* _EXERCISE DESCRIPTION_
Exactly reproduce the lines from the line that has "Read out every word on this page." down to the last line of the entries, inclusive.
··· THE INPUT
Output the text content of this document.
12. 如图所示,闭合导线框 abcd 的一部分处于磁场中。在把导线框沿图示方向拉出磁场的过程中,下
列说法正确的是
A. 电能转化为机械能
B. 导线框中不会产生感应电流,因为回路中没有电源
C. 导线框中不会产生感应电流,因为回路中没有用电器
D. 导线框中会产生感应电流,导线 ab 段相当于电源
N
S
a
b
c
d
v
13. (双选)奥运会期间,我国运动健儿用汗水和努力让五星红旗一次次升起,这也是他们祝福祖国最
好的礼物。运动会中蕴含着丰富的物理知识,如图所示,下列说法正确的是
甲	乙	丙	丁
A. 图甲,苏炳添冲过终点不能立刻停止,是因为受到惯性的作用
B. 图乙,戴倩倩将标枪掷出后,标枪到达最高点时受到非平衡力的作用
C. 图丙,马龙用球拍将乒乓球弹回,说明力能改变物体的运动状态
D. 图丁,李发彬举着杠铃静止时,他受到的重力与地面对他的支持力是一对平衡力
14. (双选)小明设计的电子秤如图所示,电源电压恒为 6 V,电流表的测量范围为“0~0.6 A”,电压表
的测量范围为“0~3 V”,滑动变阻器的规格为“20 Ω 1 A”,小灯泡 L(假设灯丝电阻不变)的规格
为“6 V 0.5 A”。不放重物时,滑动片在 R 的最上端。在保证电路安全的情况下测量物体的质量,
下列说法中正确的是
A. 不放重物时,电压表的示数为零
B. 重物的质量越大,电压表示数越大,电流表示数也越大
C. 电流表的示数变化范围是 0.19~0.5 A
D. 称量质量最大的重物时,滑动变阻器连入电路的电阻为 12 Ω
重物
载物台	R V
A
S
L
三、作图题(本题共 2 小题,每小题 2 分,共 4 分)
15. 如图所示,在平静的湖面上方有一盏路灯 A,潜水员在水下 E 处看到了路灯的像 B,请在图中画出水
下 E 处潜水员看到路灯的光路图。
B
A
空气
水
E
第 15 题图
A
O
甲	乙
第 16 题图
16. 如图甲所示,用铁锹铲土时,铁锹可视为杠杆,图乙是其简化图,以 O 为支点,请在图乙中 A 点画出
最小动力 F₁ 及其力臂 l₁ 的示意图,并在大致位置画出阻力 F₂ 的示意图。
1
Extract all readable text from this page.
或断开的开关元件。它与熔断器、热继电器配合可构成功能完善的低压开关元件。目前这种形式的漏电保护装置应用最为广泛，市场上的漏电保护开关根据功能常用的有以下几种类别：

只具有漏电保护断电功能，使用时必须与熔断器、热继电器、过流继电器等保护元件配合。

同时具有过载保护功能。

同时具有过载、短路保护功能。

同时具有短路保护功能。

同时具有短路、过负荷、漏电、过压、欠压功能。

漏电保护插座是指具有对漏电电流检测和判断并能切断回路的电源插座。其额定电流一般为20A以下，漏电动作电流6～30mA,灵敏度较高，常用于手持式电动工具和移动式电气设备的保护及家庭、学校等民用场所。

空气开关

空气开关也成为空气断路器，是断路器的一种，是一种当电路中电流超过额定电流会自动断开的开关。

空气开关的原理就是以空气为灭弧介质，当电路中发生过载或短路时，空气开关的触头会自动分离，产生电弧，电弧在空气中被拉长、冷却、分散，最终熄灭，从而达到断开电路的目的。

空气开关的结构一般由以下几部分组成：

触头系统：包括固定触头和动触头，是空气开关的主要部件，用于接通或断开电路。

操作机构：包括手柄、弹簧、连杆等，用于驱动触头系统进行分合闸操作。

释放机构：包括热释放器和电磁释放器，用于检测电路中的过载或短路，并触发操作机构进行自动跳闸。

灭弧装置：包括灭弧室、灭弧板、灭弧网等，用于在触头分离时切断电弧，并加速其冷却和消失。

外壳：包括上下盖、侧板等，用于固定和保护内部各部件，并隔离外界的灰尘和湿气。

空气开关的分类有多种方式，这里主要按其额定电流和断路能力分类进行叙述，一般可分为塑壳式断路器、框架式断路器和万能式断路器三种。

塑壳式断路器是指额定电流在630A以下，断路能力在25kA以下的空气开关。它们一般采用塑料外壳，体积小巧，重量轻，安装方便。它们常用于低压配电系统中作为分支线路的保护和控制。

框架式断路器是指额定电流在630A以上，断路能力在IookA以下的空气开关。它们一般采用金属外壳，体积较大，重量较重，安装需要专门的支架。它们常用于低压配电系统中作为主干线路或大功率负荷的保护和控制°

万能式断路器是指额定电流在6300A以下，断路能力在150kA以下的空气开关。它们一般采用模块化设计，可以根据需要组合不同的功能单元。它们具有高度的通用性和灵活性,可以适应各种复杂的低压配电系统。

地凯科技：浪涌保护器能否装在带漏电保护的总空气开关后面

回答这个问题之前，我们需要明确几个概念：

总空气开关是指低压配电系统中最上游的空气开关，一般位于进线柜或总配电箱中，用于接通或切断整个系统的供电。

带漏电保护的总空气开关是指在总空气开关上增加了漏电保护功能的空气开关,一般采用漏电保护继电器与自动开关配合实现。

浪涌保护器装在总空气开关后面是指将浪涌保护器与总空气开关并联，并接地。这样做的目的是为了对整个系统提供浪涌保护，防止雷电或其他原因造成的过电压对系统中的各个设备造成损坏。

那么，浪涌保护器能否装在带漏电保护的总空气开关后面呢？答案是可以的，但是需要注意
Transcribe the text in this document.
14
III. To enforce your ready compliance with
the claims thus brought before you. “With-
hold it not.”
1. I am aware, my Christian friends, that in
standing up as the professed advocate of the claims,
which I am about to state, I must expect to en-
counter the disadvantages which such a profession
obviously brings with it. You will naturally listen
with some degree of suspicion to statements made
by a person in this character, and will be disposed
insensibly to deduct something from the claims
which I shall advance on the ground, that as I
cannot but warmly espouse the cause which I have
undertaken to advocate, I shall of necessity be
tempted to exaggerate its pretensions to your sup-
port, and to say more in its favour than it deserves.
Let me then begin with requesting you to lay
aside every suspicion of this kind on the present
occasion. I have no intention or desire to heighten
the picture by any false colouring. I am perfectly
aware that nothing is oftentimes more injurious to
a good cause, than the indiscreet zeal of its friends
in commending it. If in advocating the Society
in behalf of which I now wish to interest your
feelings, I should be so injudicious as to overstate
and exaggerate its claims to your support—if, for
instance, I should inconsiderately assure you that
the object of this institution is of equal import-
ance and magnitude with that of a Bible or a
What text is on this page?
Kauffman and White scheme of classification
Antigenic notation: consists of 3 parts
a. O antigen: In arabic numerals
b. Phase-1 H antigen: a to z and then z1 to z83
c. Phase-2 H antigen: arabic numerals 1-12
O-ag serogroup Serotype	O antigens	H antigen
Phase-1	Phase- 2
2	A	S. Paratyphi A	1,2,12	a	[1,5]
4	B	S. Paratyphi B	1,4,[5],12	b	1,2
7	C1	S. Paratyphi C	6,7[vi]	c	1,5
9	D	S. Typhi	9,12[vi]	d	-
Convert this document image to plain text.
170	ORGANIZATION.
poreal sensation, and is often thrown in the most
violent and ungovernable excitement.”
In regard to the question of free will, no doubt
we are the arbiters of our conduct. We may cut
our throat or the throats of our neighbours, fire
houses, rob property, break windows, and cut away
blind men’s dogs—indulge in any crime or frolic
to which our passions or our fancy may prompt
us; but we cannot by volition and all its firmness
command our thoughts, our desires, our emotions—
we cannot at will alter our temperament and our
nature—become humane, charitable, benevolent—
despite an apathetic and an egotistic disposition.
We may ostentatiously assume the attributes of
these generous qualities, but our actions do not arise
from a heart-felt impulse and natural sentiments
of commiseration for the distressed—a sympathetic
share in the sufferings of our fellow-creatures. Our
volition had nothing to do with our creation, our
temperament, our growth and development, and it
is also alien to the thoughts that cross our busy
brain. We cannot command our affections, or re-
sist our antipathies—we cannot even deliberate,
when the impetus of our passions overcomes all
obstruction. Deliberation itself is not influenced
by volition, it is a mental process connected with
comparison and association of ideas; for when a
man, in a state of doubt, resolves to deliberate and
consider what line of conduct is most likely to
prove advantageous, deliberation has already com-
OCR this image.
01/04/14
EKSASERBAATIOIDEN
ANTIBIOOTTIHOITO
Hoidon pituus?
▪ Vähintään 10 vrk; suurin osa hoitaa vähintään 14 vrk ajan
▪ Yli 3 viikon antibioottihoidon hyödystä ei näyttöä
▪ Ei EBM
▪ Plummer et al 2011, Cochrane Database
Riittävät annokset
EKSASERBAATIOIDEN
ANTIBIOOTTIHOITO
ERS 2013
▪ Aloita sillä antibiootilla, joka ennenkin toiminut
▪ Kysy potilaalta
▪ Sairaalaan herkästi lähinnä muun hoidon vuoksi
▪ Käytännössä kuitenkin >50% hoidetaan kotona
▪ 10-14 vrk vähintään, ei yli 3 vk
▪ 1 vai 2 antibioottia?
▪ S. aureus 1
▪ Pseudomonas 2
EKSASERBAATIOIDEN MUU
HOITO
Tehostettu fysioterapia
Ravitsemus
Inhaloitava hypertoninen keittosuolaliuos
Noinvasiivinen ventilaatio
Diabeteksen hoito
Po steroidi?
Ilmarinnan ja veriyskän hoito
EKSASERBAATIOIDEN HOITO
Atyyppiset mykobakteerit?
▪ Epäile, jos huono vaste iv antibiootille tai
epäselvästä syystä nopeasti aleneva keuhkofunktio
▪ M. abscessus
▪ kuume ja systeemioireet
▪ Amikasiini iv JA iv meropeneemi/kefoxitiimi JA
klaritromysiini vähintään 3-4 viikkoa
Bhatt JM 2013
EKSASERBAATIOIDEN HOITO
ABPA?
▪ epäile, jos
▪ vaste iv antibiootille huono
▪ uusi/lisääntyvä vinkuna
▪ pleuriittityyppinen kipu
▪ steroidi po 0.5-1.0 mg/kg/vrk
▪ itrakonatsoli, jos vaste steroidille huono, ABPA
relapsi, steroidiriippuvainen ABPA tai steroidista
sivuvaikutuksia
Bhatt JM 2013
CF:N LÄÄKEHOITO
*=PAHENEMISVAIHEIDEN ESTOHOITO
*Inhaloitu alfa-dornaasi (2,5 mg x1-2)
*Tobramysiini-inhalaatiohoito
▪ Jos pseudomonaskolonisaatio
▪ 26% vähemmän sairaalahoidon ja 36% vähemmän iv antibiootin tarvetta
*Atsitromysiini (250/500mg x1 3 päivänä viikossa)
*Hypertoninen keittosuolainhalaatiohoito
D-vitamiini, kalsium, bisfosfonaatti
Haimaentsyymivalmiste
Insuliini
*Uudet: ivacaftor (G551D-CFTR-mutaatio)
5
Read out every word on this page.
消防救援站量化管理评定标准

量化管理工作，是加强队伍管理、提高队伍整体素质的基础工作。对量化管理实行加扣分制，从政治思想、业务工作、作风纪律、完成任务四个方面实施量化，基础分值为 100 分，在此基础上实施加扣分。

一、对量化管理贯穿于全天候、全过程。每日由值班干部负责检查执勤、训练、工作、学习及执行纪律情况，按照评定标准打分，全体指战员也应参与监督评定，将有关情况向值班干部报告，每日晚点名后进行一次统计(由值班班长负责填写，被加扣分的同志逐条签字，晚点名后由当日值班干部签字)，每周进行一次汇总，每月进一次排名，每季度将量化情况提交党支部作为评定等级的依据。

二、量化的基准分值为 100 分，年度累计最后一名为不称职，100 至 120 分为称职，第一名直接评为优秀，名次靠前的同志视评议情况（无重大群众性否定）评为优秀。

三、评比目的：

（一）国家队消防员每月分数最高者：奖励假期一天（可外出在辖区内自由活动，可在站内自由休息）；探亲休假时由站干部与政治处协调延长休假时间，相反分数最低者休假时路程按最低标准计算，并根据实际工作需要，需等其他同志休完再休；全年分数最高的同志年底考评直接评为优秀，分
······
* _OUTPUT BELOW_
Read out every word on this page.
消防救援站量化管理评定标准

量化管理工作，是加强队伍管理、提高队伍整体素质的基础工作。对量化管理实行加扣分制，从政治思想、业务工作、作风纪律、完成任务四个方面实施量化，基础分值为 100 分，在此基础上实施加扣分。

一、对量化管理贯穿于全天候、全过程。每日由值班干部负责检查执勤、训练、工作、学习及执行纪律情况，按照评定标准打分，全体指战员也应参与监督评定，将有关情况向值班干部报告，每日晚点名后进行一次统计(由值班班长负责填写，被加扣分的同志逐条签字，晚点名后由当日值班干部签字)，每周进行一次汇总，每月进一次排名，每季度将量化情况提交党支部作为评定等级的依据。

二、量化的基准分值为 100 分，年度累计最后一名为不称职，100 至 120 分为称职，第一名直接评为优秀，名次靠前的同志视评议情况（无重大群众性否定）评为优秀。

三、评比目的：

（一）国家队消防员每月分数最高者：奖励假期一天（可外出在辖区内自由活动，可在站内自由休息）；探亲休假时由站干部与政治处协调延长休假时间，相反分数最低者休假时路程按最低标准计算，并根据实际工作需要，需等其他同志休完再休；全年分数最高的同志年底考评直接评为优秀，分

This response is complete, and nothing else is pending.